## [Data for processing]

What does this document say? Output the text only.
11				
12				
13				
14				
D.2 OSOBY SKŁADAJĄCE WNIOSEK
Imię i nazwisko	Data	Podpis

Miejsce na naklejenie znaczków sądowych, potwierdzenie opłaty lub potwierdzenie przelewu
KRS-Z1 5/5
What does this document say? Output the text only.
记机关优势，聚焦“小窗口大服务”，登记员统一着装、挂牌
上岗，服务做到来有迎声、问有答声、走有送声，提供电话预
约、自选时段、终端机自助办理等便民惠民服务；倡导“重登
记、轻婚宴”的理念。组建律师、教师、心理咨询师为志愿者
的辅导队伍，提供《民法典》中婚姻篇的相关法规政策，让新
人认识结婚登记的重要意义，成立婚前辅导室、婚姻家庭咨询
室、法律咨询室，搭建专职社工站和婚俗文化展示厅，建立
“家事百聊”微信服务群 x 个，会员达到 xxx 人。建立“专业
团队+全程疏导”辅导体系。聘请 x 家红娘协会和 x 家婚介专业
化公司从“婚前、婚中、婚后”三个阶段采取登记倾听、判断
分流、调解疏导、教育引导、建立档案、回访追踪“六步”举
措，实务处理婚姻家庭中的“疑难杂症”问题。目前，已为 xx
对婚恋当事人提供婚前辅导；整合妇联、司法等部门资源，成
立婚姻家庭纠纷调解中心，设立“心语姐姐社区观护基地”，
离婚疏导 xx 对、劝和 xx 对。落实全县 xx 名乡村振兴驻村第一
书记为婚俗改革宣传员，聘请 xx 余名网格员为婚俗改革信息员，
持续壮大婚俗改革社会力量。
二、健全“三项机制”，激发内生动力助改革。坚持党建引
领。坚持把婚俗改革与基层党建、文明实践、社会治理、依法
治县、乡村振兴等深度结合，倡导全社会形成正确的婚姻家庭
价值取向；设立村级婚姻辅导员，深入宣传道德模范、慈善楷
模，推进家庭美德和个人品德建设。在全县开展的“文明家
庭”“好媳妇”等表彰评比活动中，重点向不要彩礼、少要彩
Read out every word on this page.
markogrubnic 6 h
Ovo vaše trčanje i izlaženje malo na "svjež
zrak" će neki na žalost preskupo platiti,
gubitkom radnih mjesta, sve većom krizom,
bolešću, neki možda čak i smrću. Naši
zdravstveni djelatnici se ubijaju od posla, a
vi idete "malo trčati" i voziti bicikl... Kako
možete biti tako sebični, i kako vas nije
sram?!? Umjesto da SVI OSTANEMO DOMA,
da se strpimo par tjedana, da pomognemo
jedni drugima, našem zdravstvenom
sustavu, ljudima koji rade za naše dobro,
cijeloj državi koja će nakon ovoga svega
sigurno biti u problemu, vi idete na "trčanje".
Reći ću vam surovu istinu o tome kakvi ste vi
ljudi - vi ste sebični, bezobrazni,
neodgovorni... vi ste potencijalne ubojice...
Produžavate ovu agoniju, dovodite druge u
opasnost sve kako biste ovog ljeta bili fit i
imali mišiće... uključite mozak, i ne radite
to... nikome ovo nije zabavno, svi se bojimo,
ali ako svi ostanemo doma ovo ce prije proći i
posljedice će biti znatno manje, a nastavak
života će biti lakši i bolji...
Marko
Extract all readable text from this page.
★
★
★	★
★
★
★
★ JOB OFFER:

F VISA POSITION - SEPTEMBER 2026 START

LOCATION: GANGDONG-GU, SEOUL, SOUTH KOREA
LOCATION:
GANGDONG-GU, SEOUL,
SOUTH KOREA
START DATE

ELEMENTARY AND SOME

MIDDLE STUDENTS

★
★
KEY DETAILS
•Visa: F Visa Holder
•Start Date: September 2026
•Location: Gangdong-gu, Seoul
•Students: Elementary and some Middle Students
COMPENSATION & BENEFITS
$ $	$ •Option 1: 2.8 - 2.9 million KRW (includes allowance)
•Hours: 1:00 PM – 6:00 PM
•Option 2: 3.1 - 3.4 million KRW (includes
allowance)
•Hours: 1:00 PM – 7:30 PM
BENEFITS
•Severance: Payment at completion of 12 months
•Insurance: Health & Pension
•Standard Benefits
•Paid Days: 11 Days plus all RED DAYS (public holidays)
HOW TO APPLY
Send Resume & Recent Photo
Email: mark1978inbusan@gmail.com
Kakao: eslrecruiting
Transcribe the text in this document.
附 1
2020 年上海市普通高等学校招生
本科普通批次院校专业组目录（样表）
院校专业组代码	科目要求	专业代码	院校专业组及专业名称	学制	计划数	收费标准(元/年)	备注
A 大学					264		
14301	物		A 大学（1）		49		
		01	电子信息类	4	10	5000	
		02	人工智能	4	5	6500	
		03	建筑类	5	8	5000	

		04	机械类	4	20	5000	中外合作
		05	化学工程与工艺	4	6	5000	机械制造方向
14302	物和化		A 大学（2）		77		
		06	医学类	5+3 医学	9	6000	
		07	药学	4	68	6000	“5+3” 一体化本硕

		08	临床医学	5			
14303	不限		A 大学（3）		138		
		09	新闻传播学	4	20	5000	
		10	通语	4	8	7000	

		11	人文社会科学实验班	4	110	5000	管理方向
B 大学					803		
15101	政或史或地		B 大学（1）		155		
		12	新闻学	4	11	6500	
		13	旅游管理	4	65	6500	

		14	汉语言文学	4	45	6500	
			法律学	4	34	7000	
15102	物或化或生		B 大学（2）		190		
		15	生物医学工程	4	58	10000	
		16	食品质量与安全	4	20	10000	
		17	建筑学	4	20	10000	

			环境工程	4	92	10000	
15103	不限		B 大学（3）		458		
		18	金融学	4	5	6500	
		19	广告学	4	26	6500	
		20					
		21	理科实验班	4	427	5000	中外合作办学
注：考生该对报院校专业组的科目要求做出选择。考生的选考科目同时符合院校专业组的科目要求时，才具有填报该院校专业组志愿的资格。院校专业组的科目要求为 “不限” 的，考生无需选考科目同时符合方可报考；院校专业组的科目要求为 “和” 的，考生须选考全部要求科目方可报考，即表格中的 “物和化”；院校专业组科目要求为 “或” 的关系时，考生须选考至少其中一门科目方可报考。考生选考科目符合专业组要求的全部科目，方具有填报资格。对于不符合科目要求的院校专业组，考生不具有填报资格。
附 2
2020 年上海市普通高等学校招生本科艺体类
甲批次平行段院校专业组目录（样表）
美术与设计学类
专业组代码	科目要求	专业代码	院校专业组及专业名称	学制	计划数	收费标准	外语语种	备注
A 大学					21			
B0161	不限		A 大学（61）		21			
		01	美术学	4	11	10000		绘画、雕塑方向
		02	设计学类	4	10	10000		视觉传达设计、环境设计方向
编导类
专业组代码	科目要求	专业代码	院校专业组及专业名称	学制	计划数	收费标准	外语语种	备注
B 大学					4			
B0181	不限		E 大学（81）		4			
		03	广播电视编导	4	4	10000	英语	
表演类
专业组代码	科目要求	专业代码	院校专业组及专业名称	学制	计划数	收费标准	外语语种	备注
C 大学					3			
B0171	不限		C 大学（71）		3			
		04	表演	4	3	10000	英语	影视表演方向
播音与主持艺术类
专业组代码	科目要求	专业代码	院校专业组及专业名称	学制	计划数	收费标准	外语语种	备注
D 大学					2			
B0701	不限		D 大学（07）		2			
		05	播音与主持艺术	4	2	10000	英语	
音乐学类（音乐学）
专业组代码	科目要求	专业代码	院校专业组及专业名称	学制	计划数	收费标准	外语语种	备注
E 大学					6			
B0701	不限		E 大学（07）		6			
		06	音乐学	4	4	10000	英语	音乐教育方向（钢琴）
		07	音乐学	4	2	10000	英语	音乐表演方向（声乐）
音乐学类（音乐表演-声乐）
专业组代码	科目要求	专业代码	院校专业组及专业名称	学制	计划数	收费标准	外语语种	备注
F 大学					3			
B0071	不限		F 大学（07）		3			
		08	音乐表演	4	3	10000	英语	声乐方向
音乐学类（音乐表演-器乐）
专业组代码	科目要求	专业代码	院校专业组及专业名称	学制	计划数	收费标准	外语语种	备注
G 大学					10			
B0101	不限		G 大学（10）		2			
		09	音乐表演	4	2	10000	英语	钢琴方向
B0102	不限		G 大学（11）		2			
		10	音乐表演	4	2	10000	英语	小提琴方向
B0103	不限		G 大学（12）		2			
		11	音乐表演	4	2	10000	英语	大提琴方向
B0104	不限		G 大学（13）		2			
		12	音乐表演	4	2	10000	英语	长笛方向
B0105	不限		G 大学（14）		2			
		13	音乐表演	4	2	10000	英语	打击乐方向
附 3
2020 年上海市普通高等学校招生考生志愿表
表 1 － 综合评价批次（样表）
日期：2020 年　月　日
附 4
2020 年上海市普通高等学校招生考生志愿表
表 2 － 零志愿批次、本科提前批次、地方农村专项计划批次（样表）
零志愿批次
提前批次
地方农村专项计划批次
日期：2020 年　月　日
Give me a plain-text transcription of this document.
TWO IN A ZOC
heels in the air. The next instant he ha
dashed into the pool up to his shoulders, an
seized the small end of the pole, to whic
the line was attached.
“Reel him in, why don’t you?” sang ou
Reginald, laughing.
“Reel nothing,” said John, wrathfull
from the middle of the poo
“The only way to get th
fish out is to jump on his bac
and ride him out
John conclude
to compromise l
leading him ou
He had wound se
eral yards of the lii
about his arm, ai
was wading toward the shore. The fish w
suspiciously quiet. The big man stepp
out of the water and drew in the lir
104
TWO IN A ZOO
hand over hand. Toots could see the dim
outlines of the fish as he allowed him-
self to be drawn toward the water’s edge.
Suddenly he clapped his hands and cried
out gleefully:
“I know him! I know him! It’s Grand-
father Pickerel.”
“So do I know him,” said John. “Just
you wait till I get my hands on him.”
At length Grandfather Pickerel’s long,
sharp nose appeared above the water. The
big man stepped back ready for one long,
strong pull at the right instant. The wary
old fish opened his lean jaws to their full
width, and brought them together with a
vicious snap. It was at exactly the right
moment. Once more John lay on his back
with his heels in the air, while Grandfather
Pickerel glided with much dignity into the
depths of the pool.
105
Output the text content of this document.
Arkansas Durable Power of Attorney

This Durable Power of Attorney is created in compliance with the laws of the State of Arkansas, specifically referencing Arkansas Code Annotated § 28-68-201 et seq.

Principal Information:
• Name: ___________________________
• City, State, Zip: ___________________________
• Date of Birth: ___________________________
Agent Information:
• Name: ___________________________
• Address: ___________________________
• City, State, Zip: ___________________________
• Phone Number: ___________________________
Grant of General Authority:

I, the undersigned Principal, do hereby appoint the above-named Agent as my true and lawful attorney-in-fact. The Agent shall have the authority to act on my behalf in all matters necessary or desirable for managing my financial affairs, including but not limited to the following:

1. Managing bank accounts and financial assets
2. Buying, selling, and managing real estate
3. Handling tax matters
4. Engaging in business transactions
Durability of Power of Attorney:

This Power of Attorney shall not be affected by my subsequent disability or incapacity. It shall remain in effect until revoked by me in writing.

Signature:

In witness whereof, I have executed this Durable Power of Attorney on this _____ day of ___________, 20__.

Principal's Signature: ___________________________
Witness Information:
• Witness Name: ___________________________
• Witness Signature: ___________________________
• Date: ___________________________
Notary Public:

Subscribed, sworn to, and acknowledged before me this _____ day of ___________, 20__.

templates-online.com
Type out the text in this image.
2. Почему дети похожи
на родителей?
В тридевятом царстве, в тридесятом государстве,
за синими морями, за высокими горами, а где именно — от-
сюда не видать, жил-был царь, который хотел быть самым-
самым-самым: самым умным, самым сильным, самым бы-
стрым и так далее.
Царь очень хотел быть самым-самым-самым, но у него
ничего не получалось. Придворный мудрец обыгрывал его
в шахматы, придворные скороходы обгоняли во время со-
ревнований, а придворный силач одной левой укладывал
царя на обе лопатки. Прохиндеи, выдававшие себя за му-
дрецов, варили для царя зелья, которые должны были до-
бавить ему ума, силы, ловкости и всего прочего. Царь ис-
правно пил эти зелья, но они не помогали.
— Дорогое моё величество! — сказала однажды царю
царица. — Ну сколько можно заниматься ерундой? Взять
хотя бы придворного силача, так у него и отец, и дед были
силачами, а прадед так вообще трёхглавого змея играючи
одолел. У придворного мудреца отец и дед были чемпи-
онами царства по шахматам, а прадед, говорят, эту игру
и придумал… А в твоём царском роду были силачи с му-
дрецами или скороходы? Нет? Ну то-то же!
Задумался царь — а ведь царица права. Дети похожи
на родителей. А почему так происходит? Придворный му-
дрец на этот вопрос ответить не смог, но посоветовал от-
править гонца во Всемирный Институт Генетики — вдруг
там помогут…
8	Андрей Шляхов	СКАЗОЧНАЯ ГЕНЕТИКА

## [Set problem]
Pull out each line of the listing that holds the string "malo".

## [Task response]
Ovo vaše trčanje i izlaženje malo na "svjež
vi idete "malo trčati" i voziti bicikl... Kako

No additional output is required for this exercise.